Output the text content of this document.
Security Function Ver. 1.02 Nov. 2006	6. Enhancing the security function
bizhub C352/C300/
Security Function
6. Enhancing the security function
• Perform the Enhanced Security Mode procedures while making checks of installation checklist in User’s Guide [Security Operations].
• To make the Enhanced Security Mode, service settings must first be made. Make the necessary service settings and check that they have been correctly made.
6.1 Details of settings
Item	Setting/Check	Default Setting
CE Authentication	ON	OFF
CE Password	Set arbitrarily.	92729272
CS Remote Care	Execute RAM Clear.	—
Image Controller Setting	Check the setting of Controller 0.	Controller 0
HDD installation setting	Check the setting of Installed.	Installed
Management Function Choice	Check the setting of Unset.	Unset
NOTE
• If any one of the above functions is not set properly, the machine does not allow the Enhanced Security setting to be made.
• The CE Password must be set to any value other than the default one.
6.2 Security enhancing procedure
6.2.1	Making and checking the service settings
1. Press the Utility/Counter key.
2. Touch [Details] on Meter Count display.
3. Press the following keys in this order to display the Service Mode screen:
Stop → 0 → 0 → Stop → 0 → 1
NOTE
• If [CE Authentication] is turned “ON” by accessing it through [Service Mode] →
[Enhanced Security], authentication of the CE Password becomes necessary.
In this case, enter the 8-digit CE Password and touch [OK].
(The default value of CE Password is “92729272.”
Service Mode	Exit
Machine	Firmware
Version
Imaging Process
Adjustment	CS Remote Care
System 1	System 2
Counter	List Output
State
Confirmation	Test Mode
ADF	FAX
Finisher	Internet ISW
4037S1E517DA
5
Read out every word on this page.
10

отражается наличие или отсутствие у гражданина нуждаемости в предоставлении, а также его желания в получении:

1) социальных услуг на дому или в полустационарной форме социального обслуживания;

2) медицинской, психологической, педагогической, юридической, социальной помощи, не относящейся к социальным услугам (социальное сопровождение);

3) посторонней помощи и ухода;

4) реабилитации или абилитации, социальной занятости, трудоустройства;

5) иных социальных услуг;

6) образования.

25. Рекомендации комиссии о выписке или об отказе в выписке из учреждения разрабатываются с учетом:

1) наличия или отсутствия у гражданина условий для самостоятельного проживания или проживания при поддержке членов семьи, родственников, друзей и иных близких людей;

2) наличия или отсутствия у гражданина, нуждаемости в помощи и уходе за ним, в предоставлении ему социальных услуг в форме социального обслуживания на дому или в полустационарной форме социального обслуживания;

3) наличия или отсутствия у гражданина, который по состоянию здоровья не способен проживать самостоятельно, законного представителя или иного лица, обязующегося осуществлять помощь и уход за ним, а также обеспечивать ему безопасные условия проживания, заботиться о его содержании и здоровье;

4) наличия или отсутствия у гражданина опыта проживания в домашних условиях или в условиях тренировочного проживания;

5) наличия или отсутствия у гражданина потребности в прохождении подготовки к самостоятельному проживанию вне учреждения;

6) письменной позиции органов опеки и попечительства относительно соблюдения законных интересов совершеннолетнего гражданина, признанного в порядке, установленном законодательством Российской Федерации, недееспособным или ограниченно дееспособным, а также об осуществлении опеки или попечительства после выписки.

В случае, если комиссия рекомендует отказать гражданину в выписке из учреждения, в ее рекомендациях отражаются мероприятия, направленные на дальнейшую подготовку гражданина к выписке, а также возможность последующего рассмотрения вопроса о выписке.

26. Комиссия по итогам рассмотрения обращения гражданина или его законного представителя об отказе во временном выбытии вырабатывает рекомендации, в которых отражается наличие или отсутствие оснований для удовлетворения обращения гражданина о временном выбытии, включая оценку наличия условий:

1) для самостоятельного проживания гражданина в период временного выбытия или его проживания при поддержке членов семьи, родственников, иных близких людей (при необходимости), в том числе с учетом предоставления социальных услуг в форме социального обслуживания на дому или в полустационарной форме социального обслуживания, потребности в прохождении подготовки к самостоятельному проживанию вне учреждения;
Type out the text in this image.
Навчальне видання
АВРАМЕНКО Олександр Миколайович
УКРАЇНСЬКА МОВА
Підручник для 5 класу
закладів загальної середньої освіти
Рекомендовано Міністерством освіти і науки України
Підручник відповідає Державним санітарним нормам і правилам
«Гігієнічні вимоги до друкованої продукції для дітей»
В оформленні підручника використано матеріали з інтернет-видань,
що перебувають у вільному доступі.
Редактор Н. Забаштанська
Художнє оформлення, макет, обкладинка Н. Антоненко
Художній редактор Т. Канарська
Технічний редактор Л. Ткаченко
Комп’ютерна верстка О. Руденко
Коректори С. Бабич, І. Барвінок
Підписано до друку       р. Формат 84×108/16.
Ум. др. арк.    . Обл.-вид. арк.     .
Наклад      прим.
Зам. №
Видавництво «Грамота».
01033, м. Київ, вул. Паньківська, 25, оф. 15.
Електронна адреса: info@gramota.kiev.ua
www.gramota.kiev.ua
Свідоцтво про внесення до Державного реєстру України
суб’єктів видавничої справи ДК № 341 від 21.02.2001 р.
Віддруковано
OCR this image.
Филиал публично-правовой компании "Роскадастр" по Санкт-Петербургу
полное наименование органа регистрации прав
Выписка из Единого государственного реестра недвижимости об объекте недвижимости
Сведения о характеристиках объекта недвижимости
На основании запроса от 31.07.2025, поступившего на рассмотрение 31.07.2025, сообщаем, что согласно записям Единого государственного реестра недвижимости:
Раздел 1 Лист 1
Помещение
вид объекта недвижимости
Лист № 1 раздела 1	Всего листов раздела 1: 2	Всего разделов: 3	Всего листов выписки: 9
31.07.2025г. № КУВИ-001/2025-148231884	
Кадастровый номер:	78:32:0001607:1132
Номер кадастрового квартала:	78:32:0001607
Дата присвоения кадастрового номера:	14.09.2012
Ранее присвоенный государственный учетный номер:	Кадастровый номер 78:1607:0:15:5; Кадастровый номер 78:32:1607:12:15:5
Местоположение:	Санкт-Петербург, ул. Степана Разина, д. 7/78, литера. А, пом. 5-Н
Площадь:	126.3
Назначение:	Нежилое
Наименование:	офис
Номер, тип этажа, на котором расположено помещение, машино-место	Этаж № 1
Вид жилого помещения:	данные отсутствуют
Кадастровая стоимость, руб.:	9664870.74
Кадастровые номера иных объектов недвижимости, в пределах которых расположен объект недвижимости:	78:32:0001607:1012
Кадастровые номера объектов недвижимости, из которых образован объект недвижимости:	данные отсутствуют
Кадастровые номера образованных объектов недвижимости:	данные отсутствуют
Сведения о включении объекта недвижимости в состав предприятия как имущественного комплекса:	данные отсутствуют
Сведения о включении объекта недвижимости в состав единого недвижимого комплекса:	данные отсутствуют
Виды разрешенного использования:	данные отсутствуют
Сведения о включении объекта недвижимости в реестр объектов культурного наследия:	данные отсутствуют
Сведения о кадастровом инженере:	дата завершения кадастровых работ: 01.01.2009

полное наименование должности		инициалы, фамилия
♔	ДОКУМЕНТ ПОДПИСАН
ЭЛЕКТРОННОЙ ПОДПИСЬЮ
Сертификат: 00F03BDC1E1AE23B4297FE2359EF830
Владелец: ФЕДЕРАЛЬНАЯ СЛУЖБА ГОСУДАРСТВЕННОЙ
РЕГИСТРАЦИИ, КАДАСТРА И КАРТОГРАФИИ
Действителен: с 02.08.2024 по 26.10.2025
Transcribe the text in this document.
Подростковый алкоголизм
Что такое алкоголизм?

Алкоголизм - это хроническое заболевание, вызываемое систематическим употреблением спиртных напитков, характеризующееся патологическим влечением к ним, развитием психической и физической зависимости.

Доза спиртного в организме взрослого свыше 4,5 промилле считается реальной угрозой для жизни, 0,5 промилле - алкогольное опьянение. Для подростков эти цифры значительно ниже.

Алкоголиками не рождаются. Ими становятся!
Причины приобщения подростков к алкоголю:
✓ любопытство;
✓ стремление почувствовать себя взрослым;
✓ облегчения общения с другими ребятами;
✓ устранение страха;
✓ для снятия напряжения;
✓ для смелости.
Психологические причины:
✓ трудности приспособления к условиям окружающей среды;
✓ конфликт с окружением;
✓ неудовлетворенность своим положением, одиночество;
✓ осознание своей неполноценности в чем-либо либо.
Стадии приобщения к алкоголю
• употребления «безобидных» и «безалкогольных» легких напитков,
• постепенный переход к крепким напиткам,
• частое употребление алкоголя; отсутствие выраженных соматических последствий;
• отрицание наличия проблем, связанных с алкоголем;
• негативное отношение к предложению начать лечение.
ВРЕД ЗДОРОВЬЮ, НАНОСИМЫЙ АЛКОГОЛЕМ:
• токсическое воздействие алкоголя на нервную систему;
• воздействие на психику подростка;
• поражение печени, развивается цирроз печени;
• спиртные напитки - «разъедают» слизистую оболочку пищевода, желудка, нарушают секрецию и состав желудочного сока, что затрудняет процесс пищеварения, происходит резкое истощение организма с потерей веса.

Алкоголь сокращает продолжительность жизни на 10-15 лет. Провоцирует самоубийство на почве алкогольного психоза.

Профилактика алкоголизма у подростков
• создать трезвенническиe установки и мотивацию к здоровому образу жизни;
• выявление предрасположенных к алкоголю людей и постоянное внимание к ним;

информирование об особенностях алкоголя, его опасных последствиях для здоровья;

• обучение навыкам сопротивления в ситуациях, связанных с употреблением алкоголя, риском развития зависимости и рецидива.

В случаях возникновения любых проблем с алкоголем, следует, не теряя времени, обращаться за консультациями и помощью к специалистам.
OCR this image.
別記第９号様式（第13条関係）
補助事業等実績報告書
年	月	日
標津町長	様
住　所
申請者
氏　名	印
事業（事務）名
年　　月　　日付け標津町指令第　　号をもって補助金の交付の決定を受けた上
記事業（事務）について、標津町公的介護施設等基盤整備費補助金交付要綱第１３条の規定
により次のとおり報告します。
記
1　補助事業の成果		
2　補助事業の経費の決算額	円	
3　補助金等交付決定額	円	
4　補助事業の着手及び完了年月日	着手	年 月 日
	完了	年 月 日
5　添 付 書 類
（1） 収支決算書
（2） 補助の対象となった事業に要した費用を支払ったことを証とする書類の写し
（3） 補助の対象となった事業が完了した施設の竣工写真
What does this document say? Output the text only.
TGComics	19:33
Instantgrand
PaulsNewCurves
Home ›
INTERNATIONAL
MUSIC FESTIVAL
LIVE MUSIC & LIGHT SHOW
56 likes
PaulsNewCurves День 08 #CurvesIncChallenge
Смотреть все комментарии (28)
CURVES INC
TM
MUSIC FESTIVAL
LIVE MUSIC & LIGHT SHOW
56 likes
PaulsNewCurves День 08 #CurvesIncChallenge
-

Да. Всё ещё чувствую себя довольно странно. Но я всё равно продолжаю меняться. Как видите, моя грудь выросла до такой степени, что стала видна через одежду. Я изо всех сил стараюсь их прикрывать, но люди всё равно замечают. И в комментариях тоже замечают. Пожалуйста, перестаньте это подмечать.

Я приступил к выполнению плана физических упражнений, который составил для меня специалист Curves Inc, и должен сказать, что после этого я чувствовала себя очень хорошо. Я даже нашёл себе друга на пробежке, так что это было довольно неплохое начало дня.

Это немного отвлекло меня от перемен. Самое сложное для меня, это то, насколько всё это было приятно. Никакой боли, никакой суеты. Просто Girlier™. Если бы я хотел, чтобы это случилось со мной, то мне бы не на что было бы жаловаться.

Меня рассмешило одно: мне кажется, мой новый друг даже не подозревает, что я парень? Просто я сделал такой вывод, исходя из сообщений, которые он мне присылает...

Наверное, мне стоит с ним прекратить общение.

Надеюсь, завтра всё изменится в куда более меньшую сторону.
+ + +
Instruction » Gather all lines with the string "помощи" from the data.

Written solution »
2) медицинской, психологической, педагогической, юридической, социальной помощи, не относящейся к социальным услугам (социальное сопровождение);
3) посторонней помощи и ухода;
2) наличия или отсутствия у гражданина, нуждаемости в помощи и уходе за ним, в предоставлении ему социальных услуг в форме социального обслуживания на дому или в полустационарной форме социального обслуживания;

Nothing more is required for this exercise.